/---

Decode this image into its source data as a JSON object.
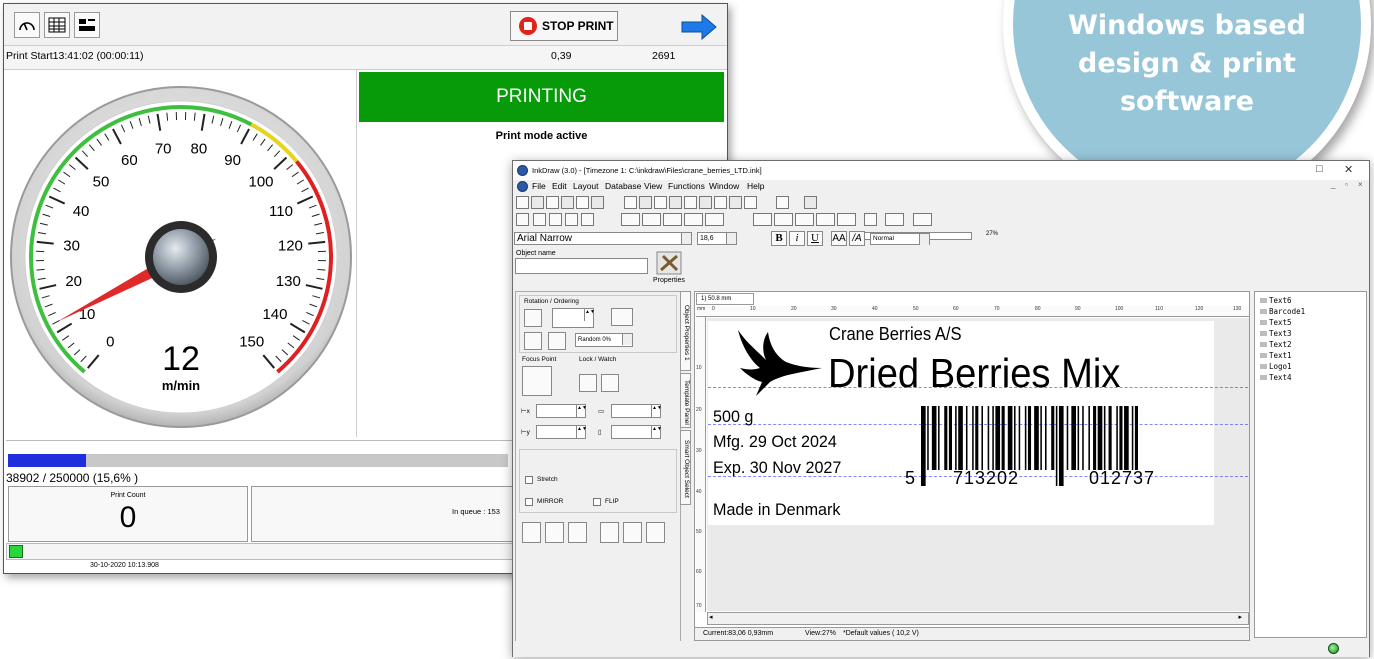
{
  "controller": {
    "stop_label": "STOP PRINT",
    "status_left": "Print Start13:41:02 (00:00:11)",
    "status_mid": "0,39",
    "status_right": "2691",
    "speed_value": "12",
    "speed_unit": "m/min",
    "gauge_min": 0,
    "gauge_max": 150,
    "gauge_needle_value": 12,
    "gauge_ticks": [
      "0",
      "10",
      "20",
      "30",
      "40",
      "50",
      "60",
      "70",
      "80",
      "90",
      "100",
      "110",
      "120",
      "130",
      "140",
      "150"
    ],
    "banner": "PRINTING",
    "mode": "Print mode active",
    "progress_text": "38902 / 250000  (15,6% )",
    "progress_fraction": 0.156,
    "count_title": "Print Count",
    "count_value": "0",
    "queue_text": "In queue : 153",
    "footer_date": "30-10-2020 10:13.908",
    "colors": {
      "banner": "#079b0a",
      "progress": "#1f2fdc",
      "stop": "#e2231a"
    }
  },
  "badge": {
    "line1": "Windows based",
    "line2": "design & print",
    "line3": "software",
    "color": "#97c6d8"
  },
  "inkdraw": {
    "title": "InkDraw  (3.0) - [Timezone 1: C:\\inkdraw\\Files\\crane_berries_LTD.ink]",
    "menu": [
      "File",
      "Edit",
      "Layout",
      "Database",
      "View",
      "Functions",
      "Window",
      "Help"
    ],
    "zoom": "27%",
    "font": "Arial Narrow",
    "font_size": "18,6",
    "bold": "B",
    "italic": "i",
    "underline": "U",
    "style": "Normal",
    "object_name_label": "Object name",
    "properties_label": "Properties",
    "rotation_label": "Rotation / Ordering",
    "random_label": "Random 0%",
    "focus_label": "Focus Point",
    "lock_label": "Lock / Watch",
    "stretch_label": "Stretch",
    "mirror_label": "MIRROR",
    "flip_label": "FLIP",
    "vtab1": "Object Properties 1",
    "vtab2": "Template Panel",
    "vtab3": "Smart Object Select",
    "canvas_tab": "1) 50.8 mm",
    "ruler_top": [
      "mm",
      "0",
      "10",
      "20",
      "30",
      "40",
      "50",
      "60",
      "70",
      "80",
      "90",
      "100",
      "110",
      "120",
      "130"
    ],
    "ruler_left": [
      "10",
      "20",
      "30",
      "40",
      "50",
      "60",
      "70"
    ],
    "label": {
      "company": "Crane Berries A/S",
      "product": "Dried Berries Mix",
      "weight": "500 g",
      "mfg": "Mfg. 29 Oct 2024",
      "exp": "Exp. 30 Nov 2027",
      "origin": "Made in Denmark",
      "barcode_digit": "5",
      "barcode_left": "713202",
      "barcode_right": "012737"
    },
    "status_current": "Current:83,06 0,93mm",
    "status_view": "View:27%",
    "status_values": "*Default values ( 10,2 V)",
    "tree": [
      "Text6",
      "Barcode1",
      "Text5",
      "Text3",
      "Text2",
      "Text1",
      "Logo1",
      "Text4"
    ]
  }
}
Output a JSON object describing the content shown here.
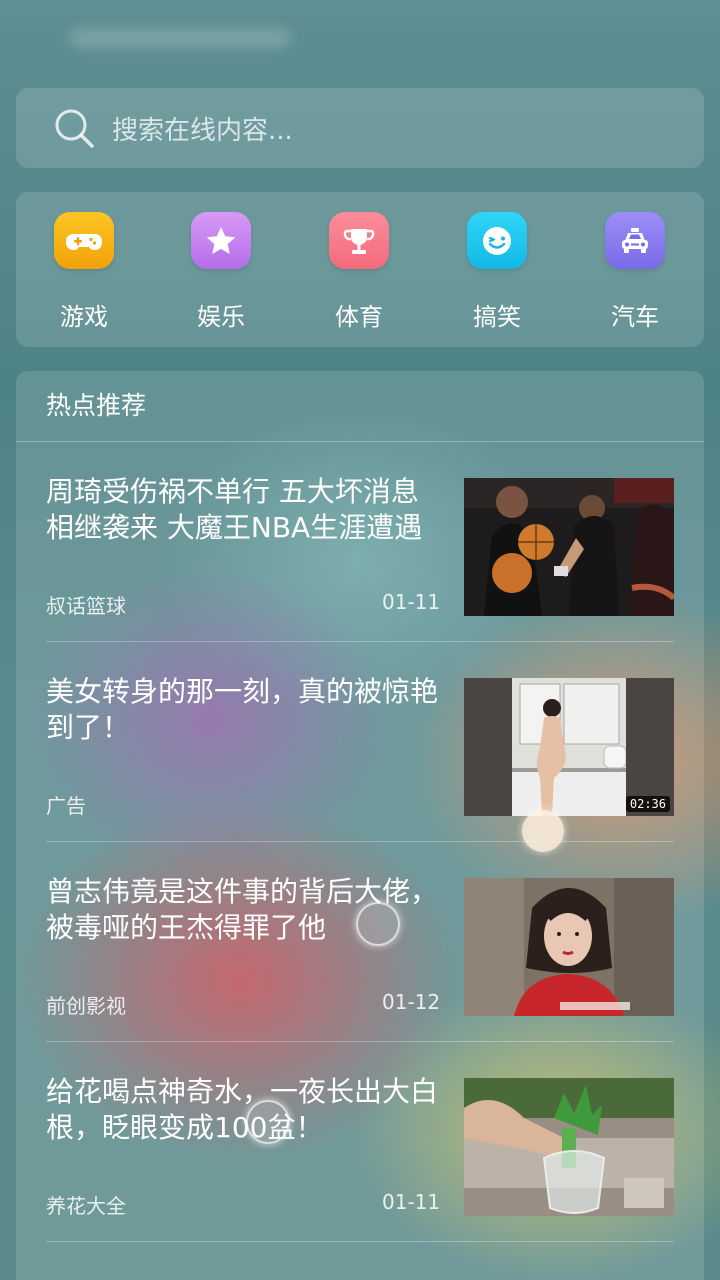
{
  "search": {
    "placeholder": "搜索在线内容..."
  },
  "categories": [
    {
      "label": "游戏",
      "icon": "gamepad-icon",
      "color": "#f5b014"
    },
    {
      "label": "娱乐",
      "icon": "star-icon",
      "color": "#c784f0"
    },
    {
      "label": "体育",
      "icon": "trophy-icon",
      "color": "#f87c8c"
    },
    {
      "label": "搞笑",
      "icon": "smiley-icon",
      "color": "#1fc7ef"
    },
    {
      "label": "汽车",
      "icon": "car-icon",
      "color": "#8a7cf0"
    }
  ],
  "feed": {
    "header": "热点推荐",
    "items": [
      {
        "title": "周琦受伤祸不单行 五大坏消息相继袭来 大魔王NBA生涯遭遇",
        "source": "叔话篮球",
        "date": "01-11",
        "thumbnail": "basketball-players-image"
      },
      {
        "title": "美女转身的那一刻，真的被惊艳到了！",
        "source": "广告",
        "date": "",
        "thumbnail": "kitchen-woman-video",
        "duration": "02:36"
      },
      {
        "title": "曾志伟竟是这件事的背后大佬，被毒哑的王杰得罪了他",
        "source": "前创影视",
        "date": "01-12",
        "thumbnail": "costume-drama-woman-image"
      },
      {
        "title": "给花喝点神奇水，一夜长出大白根，眨眼变成100盆！",
        "source": "养花大全",
        "date": "01-11",
        "thumbnail": "plant-cutting-jar-image"
      }
    ]
  }
}
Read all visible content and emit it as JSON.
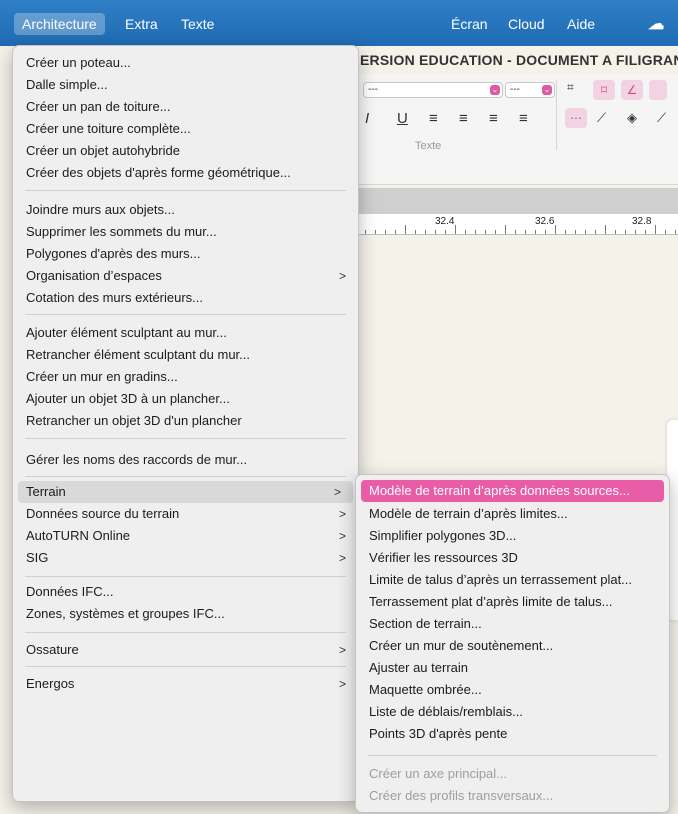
{
  "menubar": {
    "items": [
      "Architecture",
      "Extra",
      "Texte",
      "Écran",
      "Cloud",
      "Aide"
    ],
    "active": "Architecture"
  },
  "document": {
    "title": "ERSION EDUCATION - DOCUMENT A FILIGRANE",
    "toolbar": {
      "select1_value": "---",
      "select2_value": "---",
      "group_label": "Texte"
    },
    "ruler": {
      "labels": [
        "32.4",
        "32.6",
        "32.8"
      ]
    }
  },
  "main_menu": {
    "items": [
      {
        "label": "Créer un poteau..."
      },
      {
        "label": "Dalle simple..."
      },
      {
        "label": "Créer un pan de toiture..."
      },
      {
        "label": "Créer une toiture complète..."
      },
      {
        "label": "Créer un objet autohybride"
      },
      {
        "label": "Créer des objets d'après forme géométrique..."
      },
      {
        "label": "Joindre murs aux objets..."
      },
      {
        "label": "Supprimer les sommets du mur..."
      },
      {
        "label": "Polygones d'après des murs..."
      },
      {
        "label": "Organisation d’espaces",
        "submenu": true
      },
      {
        "label": "Cotation des murs extérieurs..."
      },
      {
        "label": "Ajouter élément sculptant au mur..."
      },
      {
        "label": "Retrancher élément sculptant du mur..."
      },
      {
        "label": "Créer un mur en gradins..."
      },
      {
        "label": "Ajouter un objet 3D à un plancher..."
      },
      {
        "label": "Retrancher un objet 3D d'un plancher"
      },
      {
        "label": "Gérer les noms des raccords de mur..."
      },
      {
        "label": "Terrain",
        "submenu": true,
        "highlighted": true
      },
      {
        "label": "Données source du terrain",
        "submenu": true
      },
      {
        "label": "AutoTURN Online",
        "submenu": true
      },
      {
        "label": "SIG",
        "submenu": true
      },
      {
        "label": "Données IFC..."
      },
      {
        "label": "Zones, systèmes et groupes IFC..."
      },
      {
        "label": "Ossature",
        "submenu": true
      },
      {
        "label": "Energos",
        "submenu": true
      }
    ]
  },
  "terrain_submenu": {
    "items": [
      {
        "label": "Modèle de terrain d’après données sources...",
        "selected": true
      },
      {
        "label": "Modèle de terrain d’après limites..."
      },
      {
        "label": "Simplifier polygones 3D..."
      },
      {
        "label": "Vérifier les ressources 3D"
      },
      {
        "label": "Limite de talus d’après un terrassement plat..."
      },
      {
        "label": "Terrassement plat d’après limite de talus..."
      },
      {
        "label": "Section de terrain..."
      },
      {
        "label": "Créer un mur de soutènement..."
      },
      {
        "label": "Ajuster au terrain"
      },
      {
        "label": "Maquette ombrée..."
      },
      {
        "label": "Liste de déblais/remblais..."
      },
      {
        "label": "Points 3D d'après pente"
      },
      {
        "label": "Créer un axe principal...",
        "disabled": true
      },
      {
        "label": "Créer des profils transversaux...",
        "disabled": true
      }
    ]
  },
  "colors": {
    "menubar": "#1f6bb3",
    "accent_pink": "#e95ca7",
    "menu_bg": "#efefef",
    "canvas_bg": "#f4f2e9"
  }
}
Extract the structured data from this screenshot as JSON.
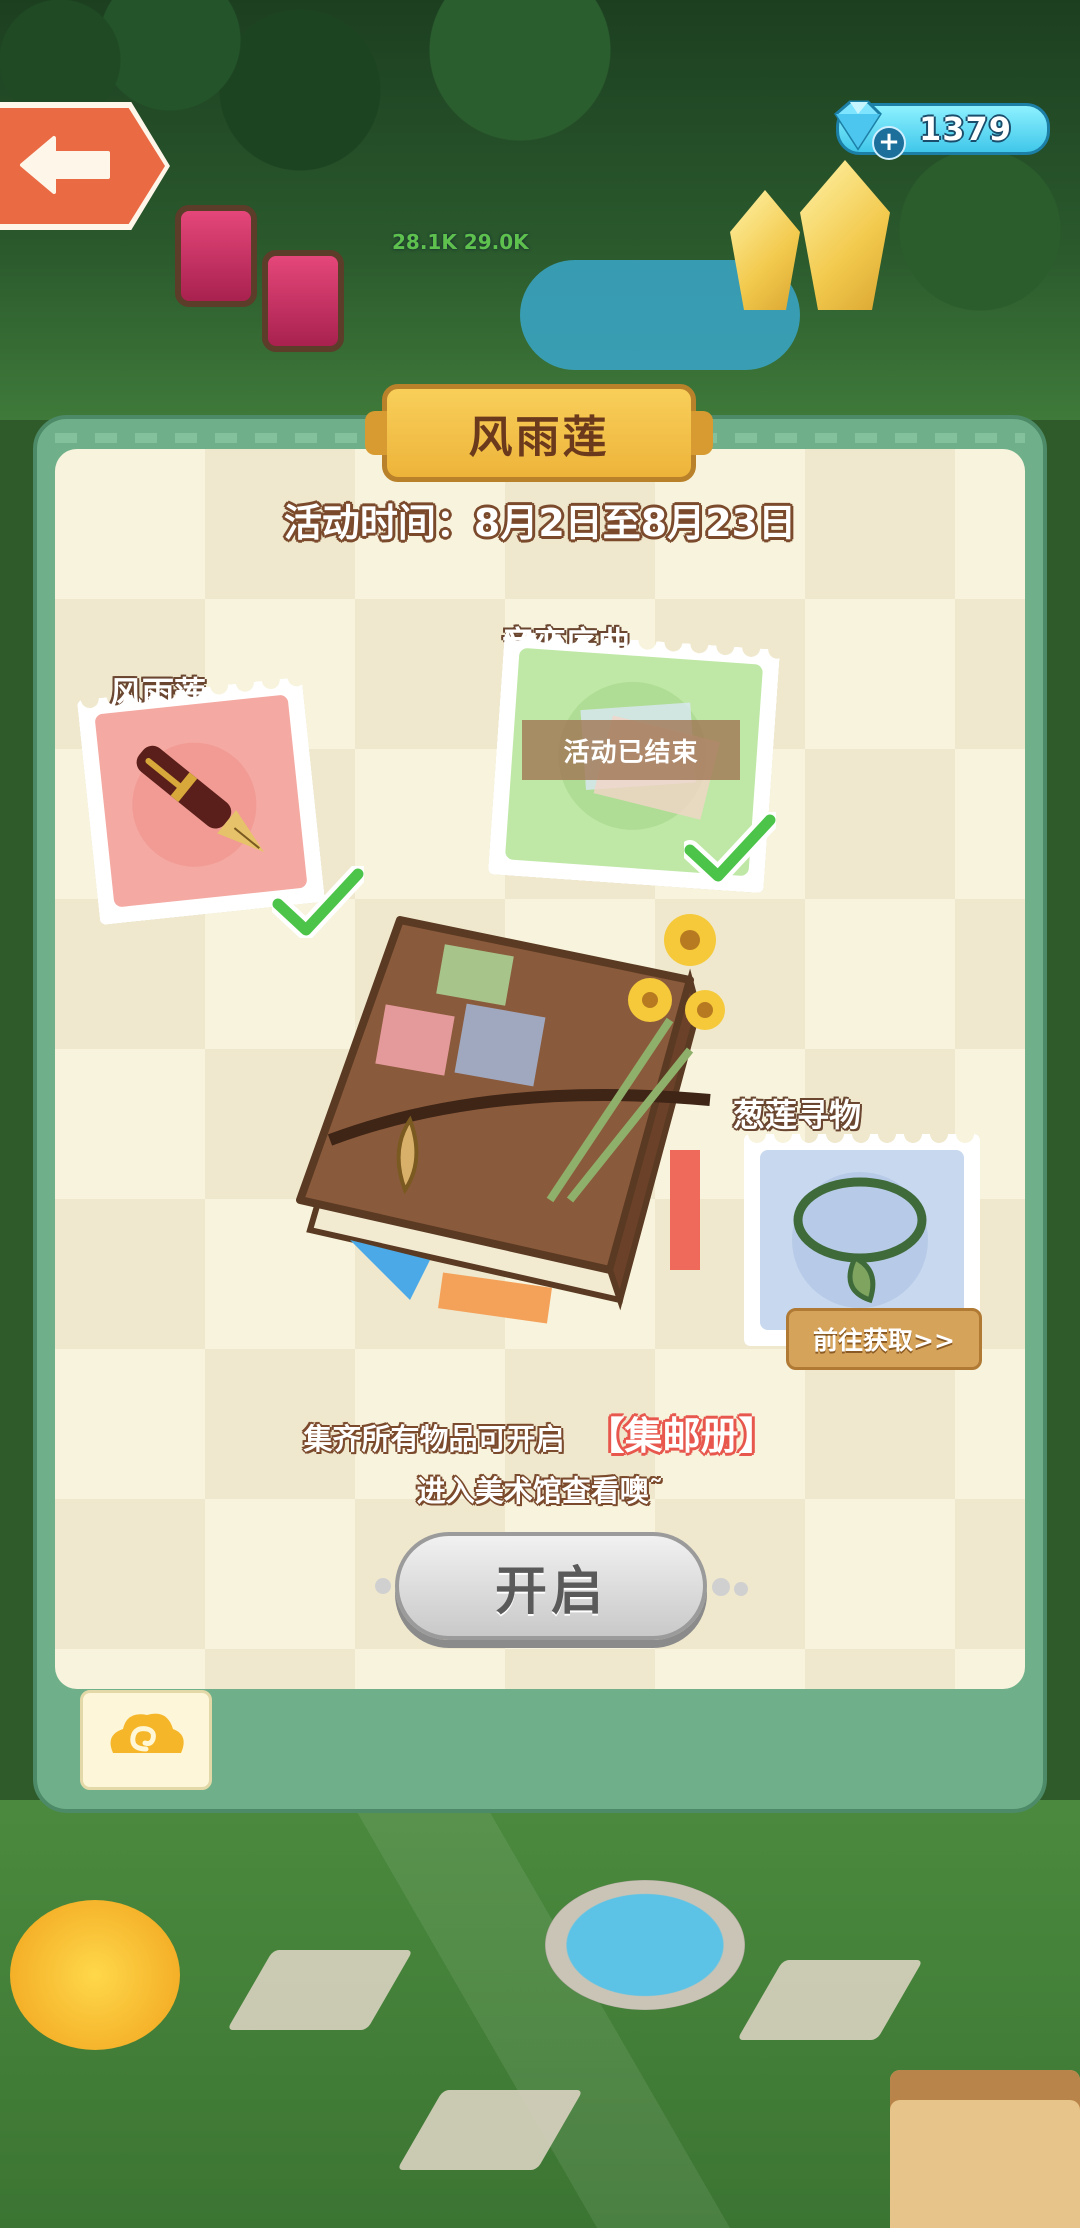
{
  "hud": {
    "gem_count": "1379",
    "floating_text": "28.1K 29.0K"
  },
  "panel": {
    "title": "风雨莲",
    "event_time": "活动时间：8月2日至8月23日"
  },
  "stamps": [
    {
      "label": "风雨莲",
      "collected": true,
      "item_icon": "fountain-pen-icon"
    },
    {
      "label": "音恋序曲",
      "collected": true,
      "status_text": "活动已结束",
      "item_icon": "postcards-icon"
    },
    {
      "label": "葱莲寻物",
      "collected": false,
      "item_icon": "necklace-icon",
      "action_label": "前往获取>>"
    }
  ],
  "footer": {
    "collect_text": "集齐所有物品可开启",
    "album_text": "【集邮册】",
    "enter_text": "进入美术馆查看噢˜",
    "open_button": "开启"
  },
  "colors": {
    "panel_green": "#6fb08a",
    "inner_cream": "#f8f3dc",
    "title_gold": "#f2c048",
    "album_red": "#e8574d",
    "check_green": "#4cc44a"
  }
}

\---

> [PROBLEM DESCRIPTION] Only the lines from the line containing "Extract the structured" through the end of the data are to be reproduced, exactly and with both ends included; pictures are omitted.

> [THE RESULT]
Extract the structured data from this screenshot as JSON.
{
  "hud": {
    "gem_count": "1379",
    "floating_text": "28.1K 29.0K"
  },
  "panel": {
    "title": "风雨莲",
    "event_time": "活动时间：8月2日至8月23日"
  },
  "stamps": [
    {
      "label": "风雨莲",
      "collected": true,
      "item_icon": "fountain-pen-icon"
    },
    {
      "label": "音恋序曲",
      "collected": true,
      "status_text": "活动已结束",
      "item_icon": "postcards-icon"
    },
    {
      "label": "葱莲寻物",
      "collected": false,
      "item_icon": "necklace-icon",
      "action_label": "前往获取>>"
    }
  ],
  "footer": {
    "collect_text": "集齐所有物品可开启",
    "album_text": "【集邮册】",
    "enter_text": "进入美术馆查看噢˜",
    "open_button": "开启"
  },
  "colors": {
    "panel_green": "#6fb08a",
    "inner_cream": "#f8f3dc",
    "title_gold": "#f2c048",
    "album_red": "#e8574d",
    "check_green": "#4cc44a"
  }
}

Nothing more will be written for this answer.